[Data entries]
------------------------------------------------------------------------

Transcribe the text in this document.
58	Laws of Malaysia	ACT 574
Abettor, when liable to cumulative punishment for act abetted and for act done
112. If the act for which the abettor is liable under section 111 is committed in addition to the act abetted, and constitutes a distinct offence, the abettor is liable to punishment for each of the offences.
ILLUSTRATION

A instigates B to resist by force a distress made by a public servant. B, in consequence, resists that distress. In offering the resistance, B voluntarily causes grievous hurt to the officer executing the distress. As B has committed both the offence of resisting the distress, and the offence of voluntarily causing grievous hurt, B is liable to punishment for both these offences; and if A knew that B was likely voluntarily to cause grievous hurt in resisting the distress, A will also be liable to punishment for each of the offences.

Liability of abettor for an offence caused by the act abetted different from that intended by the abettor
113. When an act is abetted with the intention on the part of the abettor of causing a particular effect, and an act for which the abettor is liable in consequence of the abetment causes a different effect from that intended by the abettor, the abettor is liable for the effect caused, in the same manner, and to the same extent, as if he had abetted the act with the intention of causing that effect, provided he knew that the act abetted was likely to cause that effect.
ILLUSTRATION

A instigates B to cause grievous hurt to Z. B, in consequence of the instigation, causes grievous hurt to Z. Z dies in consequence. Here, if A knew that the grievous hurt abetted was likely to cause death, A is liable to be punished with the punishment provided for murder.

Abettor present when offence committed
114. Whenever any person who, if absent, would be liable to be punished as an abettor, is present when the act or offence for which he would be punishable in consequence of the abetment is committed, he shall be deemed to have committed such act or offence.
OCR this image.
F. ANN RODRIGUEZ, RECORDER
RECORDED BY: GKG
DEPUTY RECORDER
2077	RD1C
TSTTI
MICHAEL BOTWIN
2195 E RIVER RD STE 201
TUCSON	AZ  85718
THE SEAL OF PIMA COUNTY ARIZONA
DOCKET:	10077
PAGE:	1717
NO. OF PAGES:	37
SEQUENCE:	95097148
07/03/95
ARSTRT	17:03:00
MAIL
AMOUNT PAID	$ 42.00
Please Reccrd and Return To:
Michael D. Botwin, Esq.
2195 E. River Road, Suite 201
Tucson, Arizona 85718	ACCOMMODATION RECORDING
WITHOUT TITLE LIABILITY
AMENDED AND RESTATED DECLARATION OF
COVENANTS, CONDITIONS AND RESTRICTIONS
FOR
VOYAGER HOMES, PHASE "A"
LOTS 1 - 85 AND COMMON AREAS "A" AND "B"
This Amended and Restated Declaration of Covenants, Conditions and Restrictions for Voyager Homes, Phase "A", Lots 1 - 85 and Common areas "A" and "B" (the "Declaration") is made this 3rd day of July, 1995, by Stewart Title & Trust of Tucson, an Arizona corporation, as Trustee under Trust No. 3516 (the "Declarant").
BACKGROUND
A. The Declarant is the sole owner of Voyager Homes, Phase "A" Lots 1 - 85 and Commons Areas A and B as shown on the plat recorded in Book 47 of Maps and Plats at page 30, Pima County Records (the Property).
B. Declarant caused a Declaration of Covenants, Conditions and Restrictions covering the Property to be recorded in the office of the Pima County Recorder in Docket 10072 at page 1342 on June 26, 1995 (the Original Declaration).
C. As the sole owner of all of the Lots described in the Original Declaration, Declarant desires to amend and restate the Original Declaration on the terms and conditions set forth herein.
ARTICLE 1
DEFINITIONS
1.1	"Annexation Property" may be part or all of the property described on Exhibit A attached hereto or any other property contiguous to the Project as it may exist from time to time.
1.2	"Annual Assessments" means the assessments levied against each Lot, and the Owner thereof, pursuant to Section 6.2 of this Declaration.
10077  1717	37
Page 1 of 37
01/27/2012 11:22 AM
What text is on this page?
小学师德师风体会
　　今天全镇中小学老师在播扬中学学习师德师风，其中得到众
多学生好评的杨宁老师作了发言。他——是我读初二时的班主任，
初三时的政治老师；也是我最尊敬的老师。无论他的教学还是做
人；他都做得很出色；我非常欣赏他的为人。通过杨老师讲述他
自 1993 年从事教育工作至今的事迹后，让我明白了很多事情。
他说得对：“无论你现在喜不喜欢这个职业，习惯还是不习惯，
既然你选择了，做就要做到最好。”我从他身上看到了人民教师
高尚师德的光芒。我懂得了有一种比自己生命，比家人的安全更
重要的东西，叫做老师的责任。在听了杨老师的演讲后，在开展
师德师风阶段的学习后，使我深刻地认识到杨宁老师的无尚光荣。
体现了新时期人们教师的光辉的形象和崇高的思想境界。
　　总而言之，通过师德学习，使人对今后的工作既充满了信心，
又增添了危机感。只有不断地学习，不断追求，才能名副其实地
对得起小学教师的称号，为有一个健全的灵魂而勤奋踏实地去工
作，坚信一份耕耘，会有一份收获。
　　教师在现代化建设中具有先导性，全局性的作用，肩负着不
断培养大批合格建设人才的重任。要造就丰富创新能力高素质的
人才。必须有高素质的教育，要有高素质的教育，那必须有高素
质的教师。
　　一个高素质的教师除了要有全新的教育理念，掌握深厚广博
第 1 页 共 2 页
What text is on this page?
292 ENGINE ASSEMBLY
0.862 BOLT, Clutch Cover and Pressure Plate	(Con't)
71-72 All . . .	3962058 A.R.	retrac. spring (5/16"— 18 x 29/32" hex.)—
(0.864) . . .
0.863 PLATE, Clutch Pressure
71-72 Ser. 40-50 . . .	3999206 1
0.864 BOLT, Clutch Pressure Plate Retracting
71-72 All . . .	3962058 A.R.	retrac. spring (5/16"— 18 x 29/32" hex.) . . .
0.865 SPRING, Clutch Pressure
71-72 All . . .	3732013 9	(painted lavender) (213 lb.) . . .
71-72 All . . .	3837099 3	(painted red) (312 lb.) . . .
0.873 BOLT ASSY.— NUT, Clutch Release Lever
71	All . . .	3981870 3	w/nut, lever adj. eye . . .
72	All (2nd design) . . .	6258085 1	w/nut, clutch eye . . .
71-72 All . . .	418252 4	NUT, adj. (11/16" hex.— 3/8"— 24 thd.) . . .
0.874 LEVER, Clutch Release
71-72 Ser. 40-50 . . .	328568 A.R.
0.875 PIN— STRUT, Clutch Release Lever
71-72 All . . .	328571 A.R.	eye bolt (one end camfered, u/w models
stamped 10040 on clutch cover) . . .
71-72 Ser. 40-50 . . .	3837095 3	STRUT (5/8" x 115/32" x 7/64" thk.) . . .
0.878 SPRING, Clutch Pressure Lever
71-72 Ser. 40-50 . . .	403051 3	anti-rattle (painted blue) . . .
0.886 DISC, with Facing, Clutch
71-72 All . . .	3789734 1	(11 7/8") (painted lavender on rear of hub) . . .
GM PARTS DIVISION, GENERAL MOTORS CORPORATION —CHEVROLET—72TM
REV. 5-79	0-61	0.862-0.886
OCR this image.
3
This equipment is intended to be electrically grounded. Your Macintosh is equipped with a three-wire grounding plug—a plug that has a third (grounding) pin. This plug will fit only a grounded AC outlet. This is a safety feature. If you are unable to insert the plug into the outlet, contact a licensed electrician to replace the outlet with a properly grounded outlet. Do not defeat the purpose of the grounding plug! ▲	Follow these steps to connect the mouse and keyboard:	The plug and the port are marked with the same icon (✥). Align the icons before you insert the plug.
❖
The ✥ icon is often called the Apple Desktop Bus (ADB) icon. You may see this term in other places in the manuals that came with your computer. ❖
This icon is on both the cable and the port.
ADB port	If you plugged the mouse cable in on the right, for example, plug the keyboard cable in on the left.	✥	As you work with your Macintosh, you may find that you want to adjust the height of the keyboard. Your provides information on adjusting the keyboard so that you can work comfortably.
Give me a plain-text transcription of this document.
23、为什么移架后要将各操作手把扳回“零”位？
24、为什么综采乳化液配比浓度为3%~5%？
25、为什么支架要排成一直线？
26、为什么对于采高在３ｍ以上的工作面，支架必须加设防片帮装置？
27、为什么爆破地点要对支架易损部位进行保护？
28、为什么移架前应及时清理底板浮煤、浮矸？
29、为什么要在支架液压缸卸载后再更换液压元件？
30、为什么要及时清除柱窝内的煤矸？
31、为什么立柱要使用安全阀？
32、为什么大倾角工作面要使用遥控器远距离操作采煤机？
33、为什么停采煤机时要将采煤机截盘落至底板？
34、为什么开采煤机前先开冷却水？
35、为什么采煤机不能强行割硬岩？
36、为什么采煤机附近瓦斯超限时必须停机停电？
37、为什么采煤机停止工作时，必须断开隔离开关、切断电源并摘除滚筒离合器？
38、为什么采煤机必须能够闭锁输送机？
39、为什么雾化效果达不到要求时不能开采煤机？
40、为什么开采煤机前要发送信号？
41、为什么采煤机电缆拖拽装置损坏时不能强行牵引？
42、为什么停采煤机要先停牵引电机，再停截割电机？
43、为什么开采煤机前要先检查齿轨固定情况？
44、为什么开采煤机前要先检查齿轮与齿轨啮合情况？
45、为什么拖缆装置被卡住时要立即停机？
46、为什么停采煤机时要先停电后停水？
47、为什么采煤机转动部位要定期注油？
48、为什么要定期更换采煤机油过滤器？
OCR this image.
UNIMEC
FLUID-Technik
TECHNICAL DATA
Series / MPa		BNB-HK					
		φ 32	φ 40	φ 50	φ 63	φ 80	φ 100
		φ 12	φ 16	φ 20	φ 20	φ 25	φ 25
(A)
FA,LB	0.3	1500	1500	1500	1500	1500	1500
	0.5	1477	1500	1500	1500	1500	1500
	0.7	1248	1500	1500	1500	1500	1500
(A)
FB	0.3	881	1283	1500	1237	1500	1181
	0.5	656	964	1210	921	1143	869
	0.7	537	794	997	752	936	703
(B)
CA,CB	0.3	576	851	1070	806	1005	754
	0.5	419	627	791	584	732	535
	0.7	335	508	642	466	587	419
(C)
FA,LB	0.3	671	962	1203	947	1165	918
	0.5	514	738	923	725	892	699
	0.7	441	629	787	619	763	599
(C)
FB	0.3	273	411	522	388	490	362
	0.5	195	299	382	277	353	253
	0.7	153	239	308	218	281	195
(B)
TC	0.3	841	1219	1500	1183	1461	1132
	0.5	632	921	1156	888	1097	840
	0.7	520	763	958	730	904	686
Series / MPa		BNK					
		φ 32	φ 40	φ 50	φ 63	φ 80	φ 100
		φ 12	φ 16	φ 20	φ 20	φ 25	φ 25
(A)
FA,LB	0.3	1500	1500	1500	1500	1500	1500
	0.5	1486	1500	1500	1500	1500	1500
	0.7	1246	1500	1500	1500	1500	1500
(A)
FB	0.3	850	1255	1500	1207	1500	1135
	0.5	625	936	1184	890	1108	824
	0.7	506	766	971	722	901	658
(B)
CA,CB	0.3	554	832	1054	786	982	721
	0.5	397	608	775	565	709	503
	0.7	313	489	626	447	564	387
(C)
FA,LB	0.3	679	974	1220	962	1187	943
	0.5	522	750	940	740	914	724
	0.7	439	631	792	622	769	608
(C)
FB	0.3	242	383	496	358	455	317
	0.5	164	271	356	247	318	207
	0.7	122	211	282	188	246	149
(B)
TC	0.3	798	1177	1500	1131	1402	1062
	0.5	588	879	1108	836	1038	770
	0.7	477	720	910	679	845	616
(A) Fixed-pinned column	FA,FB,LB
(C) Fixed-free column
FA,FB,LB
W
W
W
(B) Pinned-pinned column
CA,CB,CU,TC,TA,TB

------------------------------------------------------------------------

Identify each line in the records above containing the word "pinned"; copy those lines.

__Written reply__:
(A) Fixed-pinned column	FA,FB,LB
(B) Pinned-pinned column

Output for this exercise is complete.